▶ _Do this_
Only the number is wanted: count the lines in the data with "Solar" in them.

▶ _Data records_
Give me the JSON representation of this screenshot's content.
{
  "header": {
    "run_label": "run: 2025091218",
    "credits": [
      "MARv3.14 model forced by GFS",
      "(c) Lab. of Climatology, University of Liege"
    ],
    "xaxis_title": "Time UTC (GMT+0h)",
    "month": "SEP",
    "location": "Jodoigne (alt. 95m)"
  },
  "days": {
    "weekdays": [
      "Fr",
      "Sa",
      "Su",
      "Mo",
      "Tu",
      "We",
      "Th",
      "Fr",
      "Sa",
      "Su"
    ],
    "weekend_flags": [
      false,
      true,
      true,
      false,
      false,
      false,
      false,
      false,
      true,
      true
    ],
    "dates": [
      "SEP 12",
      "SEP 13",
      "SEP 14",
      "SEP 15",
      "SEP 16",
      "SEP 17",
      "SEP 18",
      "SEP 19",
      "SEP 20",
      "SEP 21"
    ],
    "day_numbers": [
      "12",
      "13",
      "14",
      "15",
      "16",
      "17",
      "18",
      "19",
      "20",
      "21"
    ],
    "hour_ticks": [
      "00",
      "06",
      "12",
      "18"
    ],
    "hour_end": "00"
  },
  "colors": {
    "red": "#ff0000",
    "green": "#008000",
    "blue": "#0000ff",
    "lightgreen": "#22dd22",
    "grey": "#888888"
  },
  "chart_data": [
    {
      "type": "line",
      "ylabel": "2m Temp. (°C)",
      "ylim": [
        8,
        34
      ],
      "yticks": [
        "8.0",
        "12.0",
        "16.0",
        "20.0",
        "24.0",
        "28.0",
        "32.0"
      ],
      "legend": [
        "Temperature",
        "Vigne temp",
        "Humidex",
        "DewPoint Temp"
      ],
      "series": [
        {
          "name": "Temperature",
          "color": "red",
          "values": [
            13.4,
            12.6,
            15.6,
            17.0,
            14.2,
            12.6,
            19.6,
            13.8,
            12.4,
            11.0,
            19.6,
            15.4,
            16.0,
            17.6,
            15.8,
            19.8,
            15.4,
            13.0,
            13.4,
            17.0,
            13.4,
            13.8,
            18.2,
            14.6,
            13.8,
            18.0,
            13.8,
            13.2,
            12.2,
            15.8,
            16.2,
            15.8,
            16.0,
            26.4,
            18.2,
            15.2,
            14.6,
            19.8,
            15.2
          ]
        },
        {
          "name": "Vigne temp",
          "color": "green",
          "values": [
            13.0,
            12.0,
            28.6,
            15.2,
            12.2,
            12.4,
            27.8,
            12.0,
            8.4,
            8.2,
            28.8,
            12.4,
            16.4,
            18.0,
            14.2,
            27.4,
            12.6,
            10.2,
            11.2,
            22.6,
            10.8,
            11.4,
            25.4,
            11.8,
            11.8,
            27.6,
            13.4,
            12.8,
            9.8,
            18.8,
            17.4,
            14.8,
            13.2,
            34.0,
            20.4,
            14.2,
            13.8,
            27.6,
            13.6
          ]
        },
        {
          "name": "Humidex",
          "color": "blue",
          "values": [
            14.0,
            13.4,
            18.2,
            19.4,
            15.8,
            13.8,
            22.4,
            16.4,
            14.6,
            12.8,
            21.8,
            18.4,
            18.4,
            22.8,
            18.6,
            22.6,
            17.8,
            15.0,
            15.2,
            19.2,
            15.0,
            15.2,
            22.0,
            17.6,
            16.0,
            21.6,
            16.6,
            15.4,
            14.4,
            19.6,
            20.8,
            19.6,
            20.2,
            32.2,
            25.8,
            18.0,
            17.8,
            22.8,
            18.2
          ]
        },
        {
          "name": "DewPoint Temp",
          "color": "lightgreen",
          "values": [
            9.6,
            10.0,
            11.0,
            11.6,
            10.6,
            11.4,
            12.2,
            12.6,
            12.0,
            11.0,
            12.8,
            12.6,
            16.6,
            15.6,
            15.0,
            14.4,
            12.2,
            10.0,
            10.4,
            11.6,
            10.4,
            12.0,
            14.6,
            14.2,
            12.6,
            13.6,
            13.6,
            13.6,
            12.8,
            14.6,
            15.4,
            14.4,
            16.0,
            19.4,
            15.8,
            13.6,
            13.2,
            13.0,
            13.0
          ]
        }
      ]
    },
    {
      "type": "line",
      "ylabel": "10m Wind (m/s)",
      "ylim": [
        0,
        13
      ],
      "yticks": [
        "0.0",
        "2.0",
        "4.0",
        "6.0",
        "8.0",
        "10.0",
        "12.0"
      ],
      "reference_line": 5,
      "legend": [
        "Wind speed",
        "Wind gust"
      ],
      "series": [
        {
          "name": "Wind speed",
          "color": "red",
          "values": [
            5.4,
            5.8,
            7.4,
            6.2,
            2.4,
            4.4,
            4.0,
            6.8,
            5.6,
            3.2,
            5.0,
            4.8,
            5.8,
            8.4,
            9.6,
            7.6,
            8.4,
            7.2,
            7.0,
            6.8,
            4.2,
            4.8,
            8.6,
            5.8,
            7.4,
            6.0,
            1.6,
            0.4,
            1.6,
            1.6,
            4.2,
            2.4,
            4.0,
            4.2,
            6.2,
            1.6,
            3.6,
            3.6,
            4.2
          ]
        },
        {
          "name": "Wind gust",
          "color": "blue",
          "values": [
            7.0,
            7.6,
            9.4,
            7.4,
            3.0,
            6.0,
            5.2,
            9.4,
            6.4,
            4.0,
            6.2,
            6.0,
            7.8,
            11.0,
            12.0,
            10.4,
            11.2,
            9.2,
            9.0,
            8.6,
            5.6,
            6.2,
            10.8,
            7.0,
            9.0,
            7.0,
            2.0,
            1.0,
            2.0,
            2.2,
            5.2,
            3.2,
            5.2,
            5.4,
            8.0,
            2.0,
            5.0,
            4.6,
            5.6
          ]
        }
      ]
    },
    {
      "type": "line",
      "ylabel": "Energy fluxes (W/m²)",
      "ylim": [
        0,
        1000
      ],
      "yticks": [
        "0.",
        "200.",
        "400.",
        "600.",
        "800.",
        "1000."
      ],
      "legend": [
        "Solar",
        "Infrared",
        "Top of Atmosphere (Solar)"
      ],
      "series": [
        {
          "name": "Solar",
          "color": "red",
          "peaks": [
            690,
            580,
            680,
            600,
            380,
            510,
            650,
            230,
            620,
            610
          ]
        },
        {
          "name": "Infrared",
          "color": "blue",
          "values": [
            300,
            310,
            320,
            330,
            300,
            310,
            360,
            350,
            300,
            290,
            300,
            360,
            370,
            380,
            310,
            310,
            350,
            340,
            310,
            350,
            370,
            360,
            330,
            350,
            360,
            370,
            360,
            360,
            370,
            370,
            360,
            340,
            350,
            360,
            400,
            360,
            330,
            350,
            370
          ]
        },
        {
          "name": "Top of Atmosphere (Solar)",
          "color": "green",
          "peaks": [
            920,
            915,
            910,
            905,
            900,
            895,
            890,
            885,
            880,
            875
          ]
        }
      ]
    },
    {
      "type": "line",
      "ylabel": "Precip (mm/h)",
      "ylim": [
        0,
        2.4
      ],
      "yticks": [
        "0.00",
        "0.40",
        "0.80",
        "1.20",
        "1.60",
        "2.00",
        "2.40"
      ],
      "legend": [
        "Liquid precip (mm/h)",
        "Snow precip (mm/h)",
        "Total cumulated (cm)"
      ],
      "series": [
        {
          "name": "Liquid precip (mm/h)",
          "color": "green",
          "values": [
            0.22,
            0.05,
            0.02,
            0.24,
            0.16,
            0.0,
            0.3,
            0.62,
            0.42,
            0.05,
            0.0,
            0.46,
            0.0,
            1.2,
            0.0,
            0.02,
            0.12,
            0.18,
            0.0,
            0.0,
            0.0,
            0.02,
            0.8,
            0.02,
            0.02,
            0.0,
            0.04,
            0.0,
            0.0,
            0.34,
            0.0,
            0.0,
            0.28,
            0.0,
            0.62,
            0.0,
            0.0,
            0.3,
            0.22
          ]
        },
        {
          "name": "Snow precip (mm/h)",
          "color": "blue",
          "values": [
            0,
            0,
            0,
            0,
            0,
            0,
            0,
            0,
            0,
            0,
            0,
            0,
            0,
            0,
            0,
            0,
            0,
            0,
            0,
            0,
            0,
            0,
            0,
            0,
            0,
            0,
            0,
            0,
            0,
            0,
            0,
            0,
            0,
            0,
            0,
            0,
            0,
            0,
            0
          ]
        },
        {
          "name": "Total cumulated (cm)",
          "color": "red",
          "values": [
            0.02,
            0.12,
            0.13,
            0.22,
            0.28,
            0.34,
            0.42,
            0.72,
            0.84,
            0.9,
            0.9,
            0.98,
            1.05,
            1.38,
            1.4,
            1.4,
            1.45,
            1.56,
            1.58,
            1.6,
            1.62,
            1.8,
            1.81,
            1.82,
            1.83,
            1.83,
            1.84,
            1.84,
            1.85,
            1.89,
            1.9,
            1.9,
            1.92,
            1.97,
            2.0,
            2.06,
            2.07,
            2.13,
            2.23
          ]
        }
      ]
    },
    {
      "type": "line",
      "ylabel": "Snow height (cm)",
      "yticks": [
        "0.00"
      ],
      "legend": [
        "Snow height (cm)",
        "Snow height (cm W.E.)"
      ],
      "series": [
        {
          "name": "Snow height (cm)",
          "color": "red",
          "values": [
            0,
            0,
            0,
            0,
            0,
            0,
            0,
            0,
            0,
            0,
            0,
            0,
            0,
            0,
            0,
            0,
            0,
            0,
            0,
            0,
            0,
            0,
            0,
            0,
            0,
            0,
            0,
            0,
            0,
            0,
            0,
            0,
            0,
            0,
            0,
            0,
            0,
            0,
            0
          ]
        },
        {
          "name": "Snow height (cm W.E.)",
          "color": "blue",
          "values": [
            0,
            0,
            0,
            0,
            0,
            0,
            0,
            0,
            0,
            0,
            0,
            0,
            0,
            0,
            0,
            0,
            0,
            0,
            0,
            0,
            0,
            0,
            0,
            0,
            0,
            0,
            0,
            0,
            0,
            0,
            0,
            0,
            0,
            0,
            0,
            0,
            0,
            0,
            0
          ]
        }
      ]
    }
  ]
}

▶ _Answer for the task_
4